▶ GIVEN TASK: Present every one of the rows below as a Markdown table with two columns, No. and Line, giving each line its number and omitting any blank lines.

▶ SUPPLIED RECORDS:

#####

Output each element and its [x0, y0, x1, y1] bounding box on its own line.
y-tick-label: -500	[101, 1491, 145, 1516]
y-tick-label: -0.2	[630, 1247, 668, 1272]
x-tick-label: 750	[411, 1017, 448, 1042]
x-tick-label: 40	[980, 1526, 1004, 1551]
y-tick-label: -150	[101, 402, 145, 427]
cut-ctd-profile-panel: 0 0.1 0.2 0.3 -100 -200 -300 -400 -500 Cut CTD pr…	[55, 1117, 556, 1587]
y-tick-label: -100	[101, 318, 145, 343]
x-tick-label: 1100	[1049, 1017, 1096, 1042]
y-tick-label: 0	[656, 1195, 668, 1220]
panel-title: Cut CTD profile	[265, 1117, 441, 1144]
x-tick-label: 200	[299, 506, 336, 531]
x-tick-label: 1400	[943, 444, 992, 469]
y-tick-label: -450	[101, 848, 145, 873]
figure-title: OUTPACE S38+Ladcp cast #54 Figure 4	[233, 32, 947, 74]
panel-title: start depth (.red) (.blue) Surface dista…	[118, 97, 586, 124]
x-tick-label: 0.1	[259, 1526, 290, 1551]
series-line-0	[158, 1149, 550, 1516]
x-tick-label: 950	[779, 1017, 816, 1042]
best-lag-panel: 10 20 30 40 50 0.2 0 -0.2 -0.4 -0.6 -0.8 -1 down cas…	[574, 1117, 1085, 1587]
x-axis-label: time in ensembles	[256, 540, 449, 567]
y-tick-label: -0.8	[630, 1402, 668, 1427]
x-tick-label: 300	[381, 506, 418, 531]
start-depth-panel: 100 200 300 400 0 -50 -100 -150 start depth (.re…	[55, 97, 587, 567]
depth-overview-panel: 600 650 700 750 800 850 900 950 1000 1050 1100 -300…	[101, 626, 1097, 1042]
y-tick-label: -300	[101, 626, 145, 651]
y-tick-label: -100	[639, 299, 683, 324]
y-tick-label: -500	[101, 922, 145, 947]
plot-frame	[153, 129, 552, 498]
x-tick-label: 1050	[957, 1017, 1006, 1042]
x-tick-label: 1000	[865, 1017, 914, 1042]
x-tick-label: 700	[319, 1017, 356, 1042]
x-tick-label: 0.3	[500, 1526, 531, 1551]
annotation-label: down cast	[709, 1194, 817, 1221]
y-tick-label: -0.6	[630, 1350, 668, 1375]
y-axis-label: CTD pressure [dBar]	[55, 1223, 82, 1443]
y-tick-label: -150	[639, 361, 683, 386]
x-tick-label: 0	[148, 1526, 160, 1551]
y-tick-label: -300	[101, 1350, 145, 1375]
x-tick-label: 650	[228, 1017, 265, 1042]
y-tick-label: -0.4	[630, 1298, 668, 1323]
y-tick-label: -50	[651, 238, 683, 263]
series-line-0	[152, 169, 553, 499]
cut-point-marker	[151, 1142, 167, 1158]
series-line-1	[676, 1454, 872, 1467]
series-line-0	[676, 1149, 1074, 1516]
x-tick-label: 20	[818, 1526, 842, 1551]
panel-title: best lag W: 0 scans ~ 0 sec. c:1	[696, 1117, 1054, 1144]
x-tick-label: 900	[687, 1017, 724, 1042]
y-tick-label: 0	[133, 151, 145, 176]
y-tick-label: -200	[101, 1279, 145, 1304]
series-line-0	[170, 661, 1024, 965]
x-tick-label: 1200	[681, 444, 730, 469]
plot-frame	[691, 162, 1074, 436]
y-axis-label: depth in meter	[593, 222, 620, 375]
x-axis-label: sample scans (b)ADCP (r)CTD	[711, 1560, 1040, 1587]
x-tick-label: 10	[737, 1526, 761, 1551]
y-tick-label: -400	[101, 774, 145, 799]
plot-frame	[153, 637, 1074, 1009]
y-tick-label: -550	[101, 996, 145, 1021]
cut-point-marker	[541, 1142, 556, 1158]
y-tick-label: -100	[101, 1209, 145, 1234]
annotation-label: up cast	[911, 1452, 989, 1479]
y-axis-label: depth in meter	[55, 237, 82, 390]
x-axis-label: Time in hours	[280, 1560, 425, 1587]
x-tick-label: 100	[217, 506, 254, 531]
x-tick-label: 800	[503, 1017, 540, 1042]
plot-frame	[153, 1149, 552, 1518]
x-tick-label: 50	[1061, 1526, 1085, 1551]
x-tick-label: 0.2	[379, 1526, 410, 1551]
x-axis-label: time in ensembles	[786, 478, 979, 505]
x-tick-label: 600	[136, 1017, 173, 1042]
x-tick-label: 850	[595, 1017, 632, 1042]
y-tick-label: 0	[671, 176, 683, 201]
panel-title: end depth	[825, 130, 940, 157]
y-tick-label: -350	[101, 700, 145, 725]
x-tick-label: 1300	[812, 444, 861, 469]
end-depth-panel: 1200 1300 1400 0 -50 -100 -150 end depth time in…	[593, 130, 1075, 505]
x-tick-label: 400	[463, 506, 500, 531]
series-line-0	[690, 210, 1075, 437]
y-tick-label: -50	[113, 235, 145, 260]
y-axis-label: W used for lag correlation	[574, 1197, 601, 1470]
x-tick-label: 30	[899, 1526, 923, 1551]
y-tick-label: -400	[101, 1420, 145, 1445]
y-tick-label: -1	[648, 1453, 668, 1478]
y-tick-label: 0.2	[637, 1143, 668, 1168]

#####

▶ TASK RESULT:
| No. | Line |
|---|---|
| 1 | Output each element and its [x0, y0, x1, y1] bounding box on its own line. |
| 2 | y-tick-label: -500	[101, 1491, 145, 1516] |
| 3 | y-tick-label: -0.2	[630, 1247, 668, 1272] |
| 4 | x-tick-label: 750	[411, 1017, 448, 1042] |
| 5 | x-tick-label: 40	[980, 1526, 1004, 1551] |
| 6 | y-tick-label: -150	[101, 402, 145, 427] |
| 7 | cut-ctd-profile-panel: 0 0.1 0.2 0.3 -100 -200 -300 -400 -500 Cut CTD pr…	[55, 1117, 556, 1587] |
| 8 | y-tick-label: -100	[101, 318, 145, 343] |
| 9 | x-tick-label: 1100	[1049, 1017, 1096, 1042] |
| 10 | y-tick-label: 0	[656, 1195, 668, 1220] |
| 11 | panel-title: Cut CTD profile	[265, 1117, 441, 1144] |
| 12 | x-tick-label: 200	[299, 506, 336, 531] |
| 13 | x-tick-label: 1400	[943, 444, 992, 469] |
| 14 | y-tick-label: -450	[101, 848, 145, 873] |
| 15 | figure-title: OUTPACE S38+Ladcp cast #54 Figure 4	[233, 32, 947, 74] |
| 16 | panel-title: start depth (.red) (.blue) Surface dista…	[118, 97, 586, 124] |
| 17 | x-tick-label: 0.1	[259, 1526, 290, 1551] |
| 18 | series-line-0	[158, 1149, 550, 1516] |
| 19 | x-tick-label: 950	[779, 1017, 816, 1042] |
| 20 | best-lag-panel: 10 20 30 40 50 0.2 0 -0.2 -0.4 -0.6 -0.8 -1 down cas…	[574, 1117, 1085, 1587] |
| 21 | x-axis-label: time in ensembles	[256, 540, 449, 567] |
| 22 | y-tick-label: -0.8	[630, 1402, 668, 1427] |
| 23 | x-tick-label: 300	[381, 506, 418, 531] |
| 24 | start-depth-panel: 100 200 300 400 0 -50 -100 -150 start depth (.re…	[55, 97, 587, 567] |
| 25 | depth-overview-panel: 600 650 700 750 800 850 900 950 1000 1050 1100 -300…	[101, 626, 1097, 1042] |
| 26 | y-tick-label: -300	[101, 626, 145, 651] |
| 27 | y-tick-label: -100	[639, 299, 683, 324] |
| 28 | y-tick-label: -500	[101, 922, 145, 947] |
| 29 | plot-frame	[153, 129, 552, 498] |
| 30 | x-tick-label: 1050	[957, 1017, 1006, 1042] |
| 31 | x-tick-label: 1000	[865, 1017, 914, 1042] |
| 32 | x-tick-label: 700	[319, 1017, 356, 1042] |
| 33 | x-tick-label: 0.3	[500, 1526, 531, 1551] |
| 34 | annotation-label: down cast	[709, 1194, 817, 1221] |
| 35 | y-tick-label: -0.6	[630, 1350, 668, 1375] |
| 36 | y-axis-label: CTD pressure [dBar]	[55, 1223, 82, 1443] |
| 37 | y-tick-label: -150	[639, 361, 683, 386] |
| 38 | x-tick-label: 0	[148, 1526, 160, 1551] |
| 39 | y-tick-label: -300	[101, 1350, 145, 1375] |
| 40 | x-tick-label: 650	[228, 1017, 265, 1042] |
| 41 | y-tick-label: -0.4	[630, 1298, 668, 1323] |
| 42 | y-tick-label: -50	[651, 238, 683, 263] |
| 43 | series-line-0	[152, 169, 553, 499] |
| 44 | cut-point-marker	[151, 1142, 167, 1158] |
| 45 | series-line-1	[676, 1454, 872, 1467] |
| 46 | series-line-0	[676, 1149, 1074, 1516] |
| 47 | x-tick-label: 20	[818, 1526, 842, 1551] |
| 48 | panel-title: best lag W: 0 scans ~ 0 sec. c:1	[696, 1117, 1054, 1144] |
| 49 | x-tick-label: 900	[687, 1017, 724, 1042] |
| 50 | y-tick-label: 0	[133, 151, 145, 176] |
| 51 | y-tick-label: -200	[101, 1279, 145, 1304] |
| 52 | series-line-0	[170, 661, 1024, 965] |
| 53 | x-tick-label: 1200	[681, 444, 730, 469] |
| 54 | plot-frame	[691, 162, 1074, 436] |
| 55 | y-axis-label: depth in meter	[593, 222, 620, 375] |
| 56 | x-axis-label: sample scans (b)ADCP (r)CTD	[711, 1560, 1040, 1587] |
| 57 | x-tick-label: 10	[737, 1526, 761, 1551] |
| 58 | y-tick-label: -400	[101, 774, 145, 799] |
| 59 | plot-frame	[153, 637, 1074, 1009] |
| 60 | y-tick-label: -550	[101, 996, 145, 1021] |
| 61 | cut-point-marker	[541, 1142, 556, 1158] |
| 62 | y-tick-label: -100	[101, 1209, 145, 1234] |
| 63 | annotation-label: up cast	[911, 1452, 989, 1479] |
| 64 | y-axis-label: depth in meter	[55, 237, 82, 390] |
| 65 | x-axis-label: Time in hours	[280, 1560, 425, 1587] |
| 66 | x-tick-label: 100	[217, 506, 254, 531] |
| 67 | x-tick-label: 800	[503, 1017, 540, 1042] |
| 68 | plot-frame	[153, 1149, 552, 1518] |
| 69 | x-tick-label: 50	[1061, 1526, 1085, 1551] |
| 70 | x-tick-label: 0.2	[379, 1526, 410, 1551] |
| 71 | x-axis-label: time in ensembles	[786, 478, 979, 505] |
| 72 | x-tick-label: 600	[136, 1017, 173, 1042] |
| 73 | x-tick-label: 850	[595, 1017, 632, 1042] |
| 74 | y-tick-label: 0	[671, 176, 683, 201] |
| 75 | panel-title: end depth	[825, 130, 940, 157] |
| 76 | y-tick-label: -350	[101, 700, 145, 725] |
| 77 | x-tick-label: 1300	[812, 444, 861, 469] |
| 78 | end-depth-panel: 1200 1300 1400 0 -50 -100 -150 end depth time in…	[593, 130, 1075, 505] |
| 79 | x-tick-label: 400	[463, 506, 500, 531] |
| 80 | series-line-0	[690, 210, 1075, 437] |
| 81 | y-tick-label: -50	[113, 235, 145, 260] |
| 82 | y-axis-label: W used for lag correlation	[574, 1197, 601, 1470] |
| 83 | x-tick-label: 30	[899, 1526, 923, 1551] |
| 84 | y-tick-label: -400	[101, 1420, 145, 1445] |
| 85 | y-tick-label: -1	[648, 1453, 668, 1478] |
| 86 | y-tick-label: 0.2	[637, 1143, 668, 1168] |